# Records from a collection
*-*-*

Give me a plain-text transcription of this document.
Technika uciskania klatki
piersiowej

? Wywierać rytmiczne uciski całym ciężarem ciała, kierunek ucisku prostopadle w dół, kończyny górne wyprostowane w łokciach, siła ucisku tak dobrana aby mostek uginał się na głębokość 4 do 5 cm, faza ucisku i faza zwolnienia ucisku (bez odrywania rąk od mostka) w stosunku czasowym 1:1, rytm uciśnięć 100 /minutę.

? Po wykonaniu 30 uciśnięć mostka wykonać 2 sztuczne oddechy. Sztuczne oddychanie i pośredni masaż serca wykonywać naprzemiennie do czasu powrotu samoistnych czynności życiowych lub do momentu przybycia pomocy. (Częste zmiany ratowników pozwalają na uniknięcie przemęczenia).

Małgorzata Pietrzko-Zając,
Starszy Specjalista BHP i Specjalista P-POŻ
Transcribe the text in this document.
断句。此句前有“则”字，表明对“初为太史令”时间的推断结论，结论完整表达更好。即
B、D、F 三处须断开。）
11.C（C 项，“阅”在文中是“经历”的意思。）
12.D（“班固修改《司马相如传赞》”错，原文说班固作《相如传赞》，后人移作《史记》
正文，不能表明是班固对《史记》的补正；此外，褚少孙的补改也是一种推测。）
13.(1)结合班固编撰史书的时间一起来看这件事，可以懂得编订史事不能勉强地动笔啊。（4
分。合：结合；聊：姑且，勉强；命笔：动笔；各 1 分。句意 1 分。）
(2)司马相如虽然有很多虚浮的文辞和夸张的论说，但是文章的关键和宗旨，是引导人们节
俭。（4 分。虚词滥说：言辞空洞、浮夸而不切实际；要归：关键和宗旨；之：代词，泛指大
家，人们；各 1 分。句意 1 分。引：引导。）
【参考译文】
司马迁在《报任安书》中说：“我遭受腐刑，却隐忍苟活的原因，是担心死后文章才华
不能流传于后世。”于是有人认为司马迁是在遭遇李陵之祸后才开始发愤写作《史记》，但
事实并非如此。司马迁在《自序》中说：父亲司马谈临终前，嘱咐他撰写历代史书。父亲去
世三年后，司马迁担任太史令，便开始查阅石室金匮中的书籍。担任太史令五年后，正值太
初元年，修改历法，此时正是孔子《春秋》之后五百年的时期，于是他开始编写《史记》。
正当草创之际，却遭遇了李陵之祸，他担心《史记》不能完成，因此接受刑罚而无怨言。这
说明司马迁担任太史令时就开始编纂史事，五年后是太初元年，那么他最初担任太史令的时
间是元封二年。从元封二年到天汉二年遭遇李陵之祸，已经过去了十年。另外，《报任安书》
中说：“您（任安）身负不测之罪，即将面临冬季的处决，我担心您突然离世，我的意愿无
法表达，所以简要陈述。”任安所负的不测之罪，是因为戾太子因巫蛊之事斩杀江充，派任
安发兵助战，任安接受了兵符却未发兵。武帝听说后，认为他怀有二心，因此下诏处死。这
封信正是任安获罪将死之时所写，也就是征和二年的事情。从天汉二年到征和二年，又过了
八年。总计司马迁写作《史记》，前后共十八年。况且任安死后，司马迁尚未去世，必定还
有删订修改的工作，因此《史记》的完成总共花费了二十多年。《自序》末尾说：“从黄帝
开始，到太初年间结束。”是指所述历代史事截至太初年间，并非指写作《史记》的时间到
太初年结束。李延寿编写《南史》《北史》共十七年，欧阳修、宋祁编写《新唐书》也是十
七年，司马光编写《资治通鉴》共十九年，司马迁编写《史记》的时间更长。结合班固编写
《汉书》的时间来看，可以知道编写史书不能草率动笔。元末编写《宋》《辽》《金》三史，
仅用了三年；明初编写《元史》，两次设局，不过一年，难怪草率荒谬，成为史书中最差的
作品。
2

*-*-*

# WHAT IS REQUIRED
In the records above, find the line containing "Transcribe the text in this document."; please retype it and every line after it through the last line, exactly and with nothing else.

# SOLUTION FOR THIS EXERCISE
Transcribe the text in this document.
断句。此句前有“则”字，表明对“初为太史令”时间的推断结论，结论完整表达更好。即
B、D、F 三处须断开。）
11.C（C 项，“阅”在文中是“经历”的意思。）
12.D（“班固修改《司马相如传赞》”错，原文说班固作《相如传赞》，后人移作《史记》
正文，不能表明是班固对《史记》的补正；此外，褚少孙的补改也是一种推测。）
13.(1)结合班固编撰史书的时间一起来看这件事，可以懂得编订史事不能勉强地动笔啊。（4
分。合：结合；聊：姑且，勉强；命笔：动笔；各 1 分。句意 1 分。）
(2)司马相如虽然有很多虚浮的文辞和夸张的论说，但是文章的关键和宗旨，是引导人们节
俭。（4 分。虚词滥说：言辞空洞、浮夸而不切实际；要归：关键和宗旨；之：代词，泛指大
家，人们；各 1 分。句意 1 分。引：引导。）
【参考译文】
司马迁在《报任安书》中说：“我遭受腐刑，却隐忍苟活的原因，是担心死后文章才华
不能流传于后世。”于是有人认为司马迁是在遭遇李陵之祸后才开始发愤写作《史记》，但
事实并非如此。司马迁在《自序》中说：父亲司马谈临终前，嘱咐他撰写历代史书。父亲去
世三年后，司马迁担任太史令，便开始查阅石室金匮中的书籍。担任太史令五年后，正值太
初元年，修改历法，此时正是孔子《春秋》之后五百年的时期，于是他开始编写《史记》。
正当草创之际，却遭遇了李陵之祸，他担心《史记》不能完成，因此接受刑罚而无怨言。这
说明司马迁担任太史令时就开始编纂史事，五年后是太初元年，那么他最初担任太史令的时
间是元封二年。从元封二年到天汉二年遭遇李陵之祸，已经过去了十年。另外，《报任安书》
中说：“您（任安）身负不测之罪，即将面临冬季的处决，我担心您突然离世，我的意愿无
法表达，所以简要陈述。”任安所负的不测之罪，是因为戾太子因巫蛊之事斩杀江充，派任
安发兵助战，任安接受了兵符却未发兵。武帝听说后，认为他怀有二心，因此下诏处死。这
封信正是任安获罪将死之时所写，也就是征和二年的事情。从天汉二年到征和二年，又过了
八年。总计司马迁写作《史记》，前后共十八年。况且任安死后，司马迁尚未去世，必定还
有删订修改的工作，因此《史记》的完成总共花费了二十多年。《自序》末尾说：“从黄帝
开始，到太初年间结束。”是指所述历代史事截至太初年间，并非指写作《史记》的时间到
太初年结束。李延寿编写《南史》《北史》共十七年，欧阳修、宋祁编写《新唐书》也是十
七年，司马光编写《资治通鉴》共十九年，司马迁编写《史记》的时间更长。结合班固编写
《汉书》的时间来看，可以知道编写史书不能草率动笔。元末编写《宋》《辽》《金》三史，
仅用了三年；明初编写《元史》，两次设局，不过一年，难怪草率荒谬，成为史书中最差的
作品。
2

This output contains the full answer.